#### [DESCRIPTION OF THE TASK]
Pick out every line of the entries below where "text" occurs, and copy those lines.

#### [EXERCISE MATERIALS]
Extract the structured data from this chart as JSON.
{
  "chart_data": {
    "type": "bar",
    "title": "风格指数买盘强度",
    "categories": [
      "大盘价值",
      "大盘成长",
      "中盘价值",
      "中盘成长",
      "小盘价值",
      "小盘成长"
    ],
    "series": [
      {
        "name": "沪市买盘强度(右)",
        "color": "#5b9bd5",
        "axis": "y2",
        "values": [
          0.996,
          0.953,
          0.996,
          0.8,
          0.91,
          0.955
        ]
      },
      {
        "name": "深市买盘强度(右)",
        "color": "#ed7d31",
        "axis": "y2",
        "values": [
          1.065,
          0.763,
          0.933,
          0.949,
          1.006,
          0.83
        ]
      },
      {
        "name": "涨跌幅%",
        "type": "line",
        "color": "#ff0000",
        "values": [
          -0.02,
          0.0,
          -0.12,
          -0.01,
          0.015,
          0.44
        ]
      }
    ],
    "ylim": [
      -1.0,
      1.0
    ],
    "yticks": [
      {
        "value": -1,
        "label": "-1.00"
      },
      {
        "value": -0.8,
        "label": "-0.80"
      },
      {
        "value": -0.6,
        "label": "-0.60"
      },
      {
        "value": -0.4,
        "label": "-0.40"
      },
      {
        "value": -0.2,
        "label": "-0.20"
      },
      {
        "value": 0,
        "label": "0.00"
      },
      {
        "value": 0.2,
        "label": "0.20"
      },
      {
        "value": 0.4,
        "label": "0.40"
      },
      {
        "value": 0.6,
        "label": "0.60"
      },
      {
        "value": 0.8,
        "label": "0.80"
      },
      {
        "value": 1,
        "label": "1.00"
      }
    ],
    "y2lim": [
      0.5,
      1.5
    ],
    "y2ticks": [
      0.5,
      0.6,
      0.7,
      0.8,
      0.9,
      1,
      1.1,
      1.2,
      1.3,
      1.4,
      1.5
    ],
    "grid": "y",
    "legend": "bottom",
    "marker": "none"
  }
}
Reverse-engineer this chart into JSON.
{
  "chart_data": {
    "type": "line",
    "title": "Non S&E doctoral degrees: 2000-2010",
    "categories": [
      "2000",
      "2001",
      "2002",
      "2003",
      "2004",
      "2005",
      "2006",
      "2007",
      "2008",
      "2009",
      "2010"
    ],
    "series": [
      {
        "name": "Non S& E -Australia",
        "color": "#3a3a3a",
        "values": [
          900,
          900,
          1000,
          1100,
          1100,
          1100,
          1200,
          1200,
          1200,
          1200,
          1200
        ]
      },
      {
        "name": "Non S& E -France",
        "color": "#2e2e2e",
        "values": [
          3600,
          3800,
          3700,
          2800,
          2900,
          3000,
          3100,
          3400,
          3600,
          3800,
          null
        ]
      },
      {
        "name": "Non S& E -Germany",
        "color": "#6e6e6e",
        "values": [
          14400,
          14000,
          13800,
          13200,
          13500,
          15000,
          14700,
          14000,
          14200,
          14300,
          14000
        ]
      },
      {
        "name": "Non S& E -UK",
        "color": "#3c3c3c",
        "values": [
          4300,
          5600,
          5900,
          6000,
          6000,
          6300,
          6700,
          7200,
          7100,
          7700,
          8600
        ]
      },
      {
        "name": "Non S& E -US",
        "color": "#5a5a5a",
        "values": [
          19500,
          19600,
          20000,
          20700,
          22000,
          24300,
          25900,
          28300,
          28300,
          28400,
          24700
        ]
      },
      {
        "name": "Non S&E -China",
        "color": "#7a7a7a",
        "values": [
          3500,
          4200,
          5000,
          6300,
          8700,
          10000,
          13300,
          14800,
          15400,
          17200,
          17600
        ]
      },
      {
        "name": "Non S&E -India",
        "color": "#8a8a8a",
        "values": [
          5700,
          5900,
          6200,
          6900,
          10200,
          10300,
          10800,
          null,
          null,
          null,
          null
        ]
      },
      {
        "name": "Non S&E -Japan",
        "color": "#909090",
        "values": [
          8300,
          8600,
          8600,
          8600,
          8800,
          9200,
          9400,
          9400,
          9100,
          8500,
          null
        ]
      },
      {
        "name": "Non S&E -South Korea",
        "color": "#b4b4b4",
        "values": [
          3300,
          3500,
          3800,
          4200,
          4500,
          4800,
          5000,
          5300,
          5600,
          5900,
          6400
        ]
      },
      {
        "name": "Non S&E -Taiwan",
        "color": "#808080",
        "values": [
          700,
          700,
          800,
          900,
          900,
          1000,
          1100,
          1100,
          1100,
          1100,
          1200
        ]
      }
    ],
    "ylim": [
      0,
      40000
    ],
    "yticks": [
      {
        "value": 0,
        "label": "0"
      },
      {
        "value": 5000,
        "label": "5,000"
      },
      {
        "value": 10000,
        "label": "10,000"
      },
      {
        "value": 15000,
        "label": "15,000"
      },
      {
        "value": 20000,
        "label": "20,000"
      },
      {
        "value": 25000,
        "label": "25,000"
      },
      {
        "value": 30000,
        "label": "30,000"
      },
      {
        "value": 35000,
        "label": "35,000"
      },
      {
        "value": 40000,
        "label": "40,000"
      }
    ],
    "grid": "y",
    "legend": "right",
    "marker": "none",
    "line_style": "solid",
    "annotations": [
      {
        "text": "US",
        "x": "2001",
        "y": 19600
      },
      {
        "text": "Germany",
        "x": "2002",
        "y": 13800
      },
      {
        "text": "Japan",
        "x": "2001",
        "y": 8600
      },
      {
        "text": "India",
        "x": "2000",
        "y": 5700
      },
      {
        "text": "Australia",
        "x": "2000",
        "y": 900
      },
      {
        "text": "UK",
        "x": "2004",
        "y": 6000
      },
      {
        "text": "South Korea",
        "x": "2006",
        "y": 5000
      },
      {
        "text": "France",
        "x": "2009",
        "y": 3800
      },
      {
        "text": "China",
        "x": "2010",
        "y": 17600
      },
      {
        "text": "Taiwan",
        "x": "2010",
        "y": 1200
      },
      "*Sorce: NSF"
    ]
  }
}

#### [FINISHED EXERCISE]
        "text": "US",
        "text": "Germany",
        "text": "Japan",
        "text": "India",
        "text": "Australia",
        "text": "UK",
        "text": "South Korea",
        "text": "France",
        "text": "China",
        "text": "Taiwan",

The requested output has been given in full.